══ SUPPLIED DATA

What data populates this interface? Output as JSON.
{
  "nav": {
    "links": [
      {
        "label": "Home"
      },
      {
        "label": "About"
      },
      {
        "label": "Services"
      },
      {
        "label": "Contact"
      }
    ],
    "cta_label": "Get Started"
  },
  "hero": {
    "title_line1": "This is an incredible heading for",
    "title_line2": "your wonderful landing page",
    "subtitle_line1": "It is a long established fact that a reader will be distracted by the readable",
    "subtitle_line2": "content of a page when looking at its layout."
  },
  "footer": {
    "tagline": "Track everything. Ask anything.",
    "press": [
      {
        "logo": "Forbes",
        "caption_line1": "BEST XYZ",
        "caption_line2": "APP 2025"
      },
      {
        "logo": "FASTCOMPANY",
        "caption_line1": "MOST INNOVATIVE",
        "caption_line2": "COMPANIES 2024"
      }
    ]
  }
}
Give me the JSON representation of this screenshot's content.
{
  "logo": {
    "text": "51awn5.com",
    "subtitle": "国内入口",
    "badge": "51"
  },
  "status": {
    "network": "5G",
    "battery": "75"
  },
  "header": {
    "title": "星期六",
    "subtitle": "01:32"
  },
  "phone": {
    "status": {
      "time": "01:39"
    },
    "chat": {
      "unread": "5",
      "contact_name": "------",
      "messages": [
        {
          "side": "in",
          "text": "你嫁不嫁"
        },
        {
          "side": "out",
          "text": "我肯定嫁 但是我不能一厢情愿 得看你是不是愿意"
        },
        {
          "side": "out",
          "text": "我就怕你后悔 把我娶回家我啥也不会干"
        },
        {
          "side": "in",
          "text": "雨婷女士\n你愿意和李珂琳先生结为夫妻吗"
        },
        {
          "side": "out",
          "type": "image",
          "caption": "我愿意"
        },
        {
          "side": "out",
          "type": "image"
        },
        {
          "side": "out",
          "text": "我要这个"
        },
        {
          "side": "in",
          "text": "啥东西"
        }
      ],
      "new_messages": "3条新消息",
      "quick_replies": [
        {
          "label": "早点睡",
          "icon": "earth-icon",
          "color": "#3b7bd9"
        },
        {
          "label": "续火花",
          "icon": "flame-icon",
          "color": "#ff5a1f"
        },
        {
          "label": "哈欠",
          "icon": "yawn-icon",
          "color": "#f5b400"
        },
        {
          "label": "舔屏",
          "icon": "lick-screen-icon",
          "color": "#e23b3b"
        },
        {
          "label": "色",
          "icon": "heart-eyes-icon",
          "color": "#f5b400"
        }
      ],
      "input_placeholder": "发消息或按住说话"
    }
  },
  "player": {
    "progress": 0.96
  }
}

════

INSTRUCTION:
Set out the complete listing exactly as shown.

OUTPUT OF THE TASK:
What data populates this interface? Output as JSON.
{
  "nav": {
    "links": [
      {
        "label": "Home"
      },
      {
        "label": "About"
      },
      {
        "label": "Services"
      },
      {
        "label": "Contact"
      }
    ],
    "cta_label": "Get Started"
  },
  "hero": {
    "title_line1": "This is an incredible heading for",
    "title_line2": "your wonderful landing page",
    "subtitle_line1": "It is a long established fact that a reader will be distracted by the readable",
    "subtitle_line2": "content of a page when looking at its layout."
  },
  "footer": {
    "tagline": "Track everything. Ask anything.",
    "press": [
      {
        "logo": "Forbes",
        "caption_line1": "BEST XYZ",
        "caption_line2": "APP 2025"
      },
      {
        "logo": "FASTCOMPANY",
        "caption_line1": "MOST INNOVATIVE",
        "caption_line2": "COMPANIES 2024"
      }
    ]
  }
}
Give me the JSON representation of this screenshot's content.
{
  "logo": {
    "text": "51awn5.com",
    "subtitle": "国内入口",
    "badge": "51"
  },
  "status": {
    "network": "5G",
    "battery": "75"
  },
  "header": {
    "title": "星期六",
    "subtitle": "01:32"
  },
  "phone": {
    "status": {
      "time": "01:39"
    },
    "chat": {
      "unread": "5",
      "contact_name": "------",
      "messages": [
        {
          "side": "in",
          "text": "你嫁不嫁"
        },
        {
          "side": "out",
          "text": "我肯定嫁 但是我不能一厢情愿 得看你是不是愿意"
        },
        {
          "side": "out",
          "text": "我就怕你后悔 把我娶回家我啥也不会干"
        },
        {
          "side": "in",
          "text": "雨婷女士\n你愿意和李珂琳先生结为夫妻吗"
        },
        {
          "side": "out",
          "type": "image",
          "caption": "我愿意"
        },
        {
          "side": "out",
          "type": "image"
        },
        {
          "side": "out",
          "text": "我要这个"
        },
        {
          "side": "in",
          "text": "啥东西"
        }
      ],
      "new_messages": "3条新消息",
      "quick_replies": [
        {
          "label": "早点睡",
          "icon": "earth-icon",
          "color": "#3b7bd9"
        },
        {
          "label": "续火花",
          "icon": "flame-icon",
          "color": "#ff5a1f"
        },
        {
          "label": "哈欠",
          "icon": "yawn-icon",
          "color": "#f5b400"
        },
        {
          "label": "舔屏",
          "icon": "lick-screen-icon",
          "color": "#e23b3b"
        },
        {
          "label": "色",
          "icon": "heart-eyes-icon",
          "color": "#f5b400"
        }
      ],
      "input_placeholder": "发消息或按住说话"
    }
  },
  "player": {
    "progress": 0.96
  }
}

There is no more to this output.